__Exercise task__:
State only the count of lines in the listing below that hold "name".

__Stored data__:

[BEGIN]

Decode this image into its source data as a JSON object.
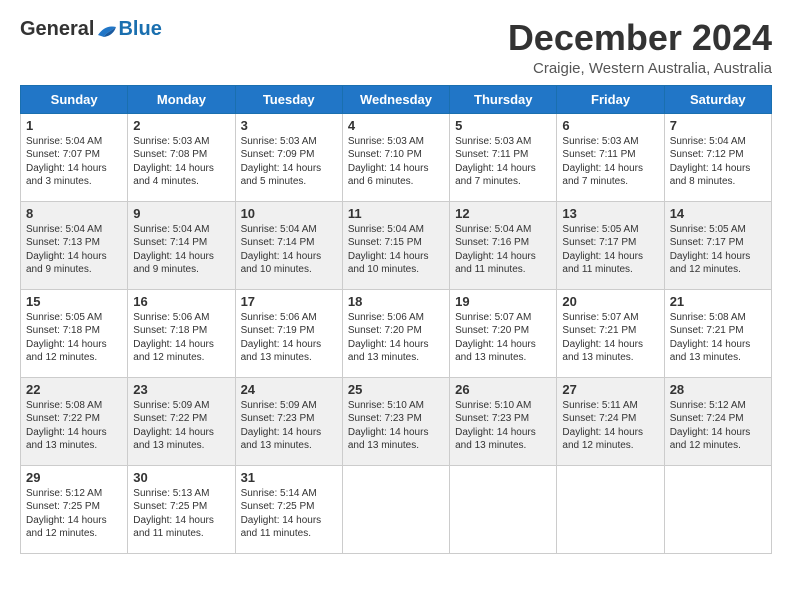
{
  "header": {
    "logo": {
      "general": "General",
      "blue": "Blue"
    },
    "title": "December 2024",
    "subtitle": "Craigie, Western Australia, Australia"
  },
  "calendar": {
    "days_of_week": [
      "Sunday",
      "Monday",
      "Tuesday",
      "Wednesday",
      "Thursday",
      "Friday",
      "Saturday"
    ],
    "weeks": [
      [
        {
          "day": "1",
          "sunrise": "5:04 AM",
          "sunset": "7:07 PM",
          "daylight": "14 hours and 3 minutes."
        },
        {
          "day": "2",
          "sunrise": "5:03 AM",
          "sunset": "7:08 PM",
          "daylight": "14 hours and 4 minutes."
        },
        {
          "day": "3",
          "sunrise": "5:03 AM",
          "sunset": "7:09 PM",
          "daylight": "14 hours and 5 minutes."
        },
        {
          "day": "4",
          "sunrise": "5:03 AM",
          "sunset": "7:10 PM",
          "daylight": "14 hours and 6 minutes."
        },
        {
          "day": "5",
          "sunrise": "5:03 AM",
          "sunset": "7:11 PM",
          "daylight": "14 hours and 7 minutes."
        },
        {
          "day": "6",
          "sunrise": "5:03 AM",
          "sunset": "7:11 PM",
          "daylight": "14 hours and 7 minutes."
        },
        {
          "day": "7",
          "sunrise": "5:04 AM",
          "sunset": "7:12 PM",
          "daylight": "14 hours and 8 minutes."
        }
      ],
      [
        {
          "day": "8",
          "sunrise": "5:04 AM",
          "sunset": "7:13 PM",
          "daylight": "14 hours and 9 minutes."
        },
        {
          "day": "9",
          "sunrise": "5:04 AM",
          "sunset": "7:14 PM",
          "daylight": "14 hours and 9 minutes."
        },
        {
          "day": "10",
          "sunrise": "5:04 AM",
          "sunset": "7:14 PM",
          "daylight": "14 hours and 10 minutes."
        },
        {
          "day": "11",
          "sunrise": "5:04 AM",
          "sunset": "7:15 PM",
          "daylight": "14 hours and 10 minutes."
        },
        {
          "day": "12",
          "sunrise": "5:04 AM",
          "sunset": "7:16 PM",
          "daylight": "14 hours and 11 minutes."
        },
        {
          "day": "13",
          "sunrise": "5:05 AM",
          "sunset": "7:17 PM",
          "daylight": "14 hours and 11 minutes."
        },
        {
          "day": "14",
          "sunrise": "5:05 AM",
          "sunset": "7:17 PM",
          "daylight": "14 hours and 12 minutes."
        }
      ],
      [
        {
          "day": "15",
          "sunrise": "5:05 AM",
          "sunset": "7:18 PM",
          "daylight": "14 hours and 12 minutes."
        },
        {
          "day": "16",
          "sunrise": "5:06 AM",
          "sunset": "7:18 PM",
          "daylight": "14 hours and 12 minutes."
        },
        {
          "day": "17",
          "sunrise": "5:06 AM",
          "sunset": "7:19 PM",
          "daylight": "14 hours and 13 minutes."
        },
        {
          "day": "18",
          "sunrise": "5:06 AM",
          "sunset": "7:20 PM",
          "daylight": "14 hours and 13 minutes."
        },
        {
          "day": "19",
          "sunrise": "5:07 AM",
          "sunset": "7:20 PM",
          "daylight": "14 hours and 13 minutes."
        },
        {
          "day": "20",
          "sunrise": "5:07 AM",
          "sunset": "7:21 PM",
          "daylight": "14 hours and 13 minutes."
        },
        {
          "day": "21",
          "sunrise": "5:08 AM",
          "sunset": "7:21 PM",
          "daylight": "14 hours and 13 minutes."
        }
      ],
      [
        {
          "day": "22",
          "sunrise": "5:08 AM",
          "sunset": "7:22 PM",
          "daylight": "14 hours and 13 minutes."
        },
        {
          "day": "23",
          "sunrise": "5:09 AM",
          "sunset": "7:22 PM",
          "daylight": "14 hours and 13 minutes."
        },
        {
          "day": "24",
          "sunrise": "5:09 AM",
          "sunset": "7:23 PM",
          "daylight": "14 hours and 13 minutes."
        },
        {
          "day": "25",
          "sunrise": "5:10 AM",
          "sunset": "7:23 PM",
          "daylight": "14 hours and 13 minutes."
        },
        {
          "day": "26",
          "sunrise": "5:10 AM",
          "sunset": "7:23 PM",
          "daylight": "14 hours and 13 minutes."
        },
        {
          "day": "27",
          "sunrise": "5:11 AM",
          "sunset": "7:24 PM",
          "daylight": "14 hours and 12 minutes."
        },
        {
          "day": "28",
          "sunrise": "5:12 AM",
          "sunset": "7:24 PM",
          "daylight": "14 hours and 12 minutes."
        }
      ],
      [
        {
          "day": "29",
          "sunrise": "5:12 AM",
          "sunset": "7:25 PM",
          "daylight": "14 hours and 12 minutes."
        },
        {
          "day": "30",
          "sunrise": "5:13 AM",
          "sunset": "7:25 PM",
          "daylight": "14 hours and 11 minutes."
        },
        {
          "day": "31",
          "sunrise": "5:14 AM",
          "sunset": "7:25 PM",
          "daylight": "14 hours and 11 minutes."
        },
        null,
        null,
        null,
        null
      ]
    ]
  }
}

[END]
[BEGIN]

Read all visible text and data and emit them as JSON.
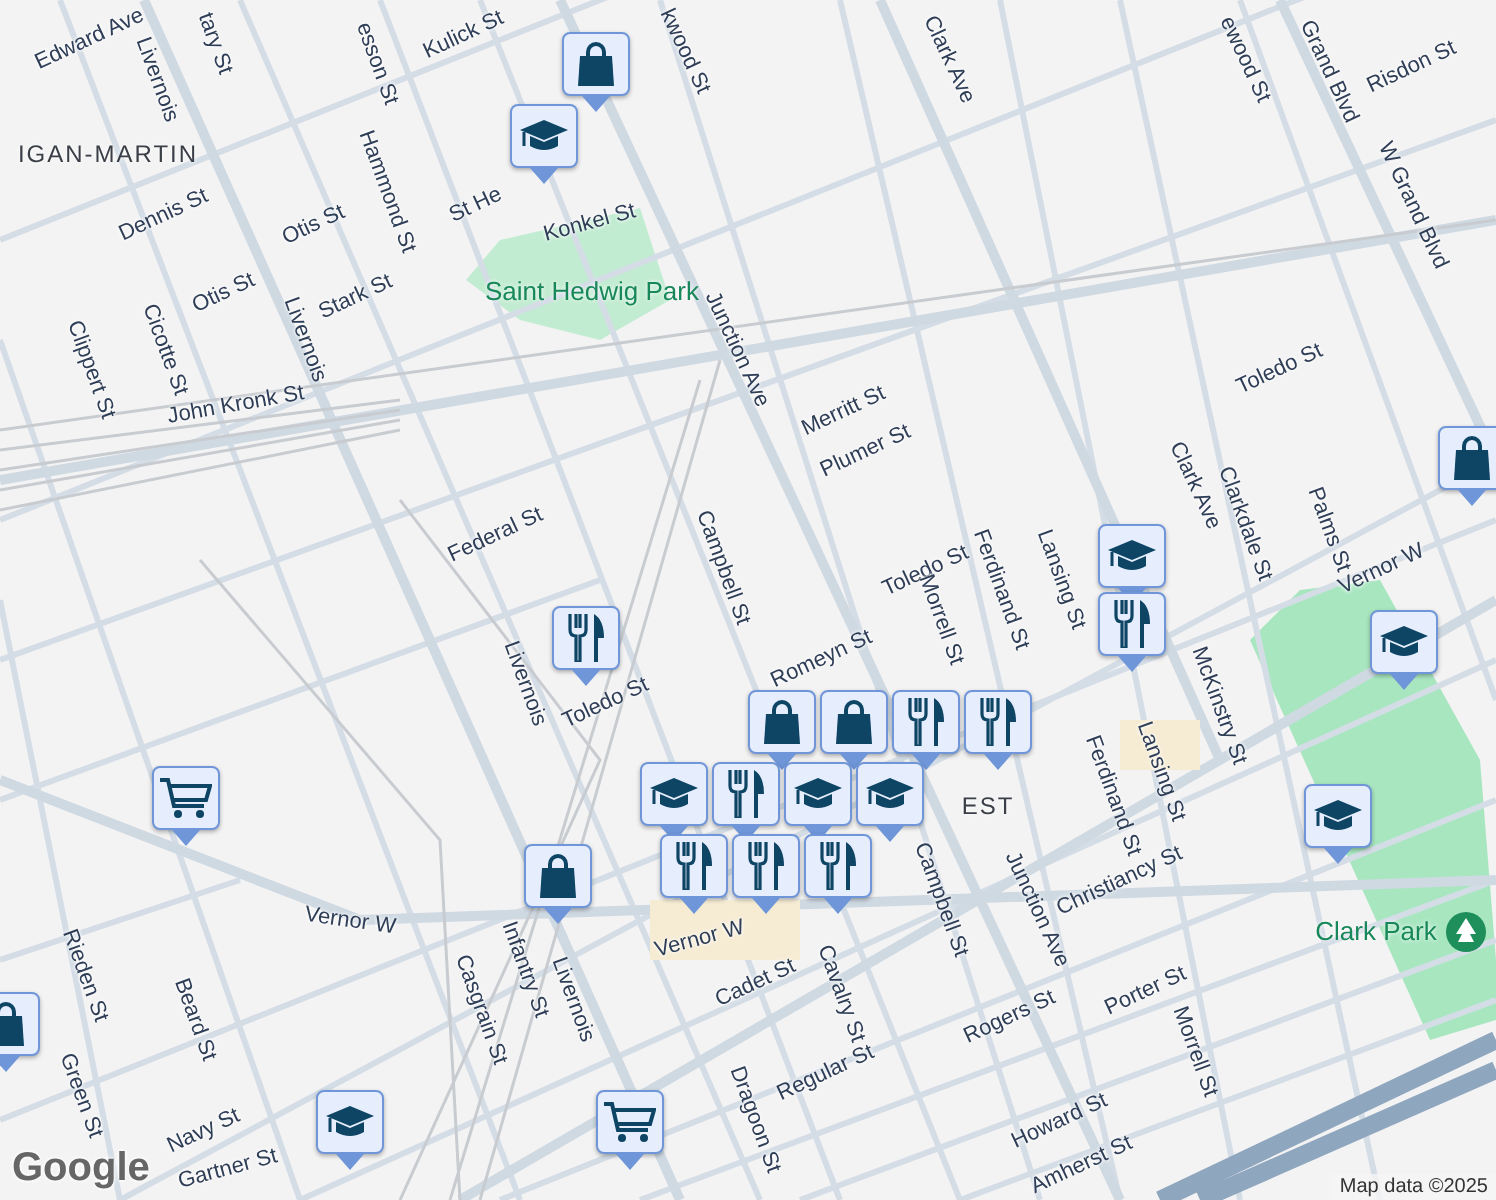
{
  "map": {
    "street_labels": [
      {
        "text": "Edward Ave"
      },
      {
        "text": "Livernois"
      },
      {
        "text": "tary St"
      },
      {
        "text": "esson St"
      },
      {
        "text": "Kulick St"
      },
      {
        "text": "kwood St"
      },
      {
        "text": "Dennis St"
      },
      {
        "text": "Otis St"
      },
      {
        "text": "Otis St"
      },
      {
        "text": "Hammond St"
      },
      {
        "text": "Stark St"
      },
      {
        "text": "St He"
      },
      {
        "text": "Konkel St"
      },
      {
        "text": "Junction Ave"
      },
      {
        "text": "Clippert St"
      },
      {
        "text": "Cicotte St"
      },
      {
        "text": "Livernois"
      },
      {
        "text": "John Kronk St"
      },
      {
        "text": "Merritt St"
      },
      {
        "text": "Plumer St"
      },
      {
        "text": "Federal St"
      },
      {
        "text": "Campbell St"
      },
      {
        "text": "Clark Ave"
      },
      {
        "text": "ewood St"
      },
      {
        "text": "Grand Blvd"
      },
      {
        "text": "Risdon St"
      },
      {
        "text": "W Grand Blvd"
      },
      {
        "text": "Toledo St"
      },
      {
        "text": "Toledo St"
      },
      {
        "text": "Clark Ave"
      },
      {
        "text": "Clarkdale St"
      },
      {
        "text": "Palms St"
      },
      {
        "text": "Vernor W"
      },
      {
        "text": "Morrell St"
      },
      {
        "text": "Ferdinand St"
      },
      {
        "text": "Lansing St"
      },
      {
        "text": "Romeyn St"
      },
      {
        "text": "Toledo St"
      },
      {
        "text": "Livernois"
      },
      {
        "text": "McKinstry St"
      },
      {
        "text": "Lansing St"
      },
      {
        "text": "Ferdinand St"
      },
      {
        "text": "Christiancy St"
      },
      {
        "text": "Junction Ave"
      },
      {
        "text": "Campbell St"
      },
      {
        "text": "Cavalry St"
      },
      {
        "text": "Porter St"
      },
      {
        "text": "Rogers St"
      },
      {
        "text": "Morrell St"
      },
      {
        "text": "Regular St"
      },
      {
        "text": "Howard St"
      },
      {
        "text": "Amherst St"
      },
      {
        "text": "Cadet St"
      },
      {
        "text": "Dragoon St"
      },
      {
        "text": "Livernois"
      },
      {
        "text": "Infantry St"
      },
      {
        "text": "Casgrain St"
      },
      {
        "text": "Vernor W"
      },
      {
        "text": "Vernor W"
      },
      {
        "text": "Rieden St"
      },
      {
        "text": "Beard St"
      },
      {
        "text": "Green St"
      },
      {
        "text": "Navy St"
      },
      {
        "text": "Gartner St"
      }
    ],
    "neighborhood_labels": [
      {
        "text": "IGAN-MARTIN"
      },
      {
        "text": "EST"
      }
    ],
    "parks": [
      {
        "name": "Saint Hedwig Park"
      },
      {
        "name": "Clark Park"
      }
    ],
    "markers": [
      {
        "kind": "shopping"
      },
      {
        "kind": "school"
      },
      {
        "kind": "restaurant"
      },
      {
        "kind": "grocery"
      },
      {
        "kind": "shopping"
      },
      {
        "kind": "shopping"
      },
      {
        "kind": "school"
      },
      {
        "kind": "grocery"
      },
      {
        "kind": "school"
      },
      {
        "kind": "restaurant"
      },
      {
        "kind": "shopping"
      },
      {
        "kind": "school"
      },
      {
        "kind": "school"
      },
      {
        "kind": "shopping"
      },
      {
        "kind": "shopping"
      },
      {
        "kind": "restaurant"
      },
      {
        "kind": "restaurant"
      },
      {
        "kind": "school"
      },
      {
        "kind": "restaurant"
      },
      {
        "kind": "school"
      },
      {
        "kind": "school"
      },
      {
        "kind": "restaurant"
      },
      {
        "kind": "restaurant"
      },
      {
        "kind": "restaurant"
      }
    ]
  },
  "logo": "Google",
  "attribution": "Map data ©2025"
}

[END]

__Answer for the task__:
2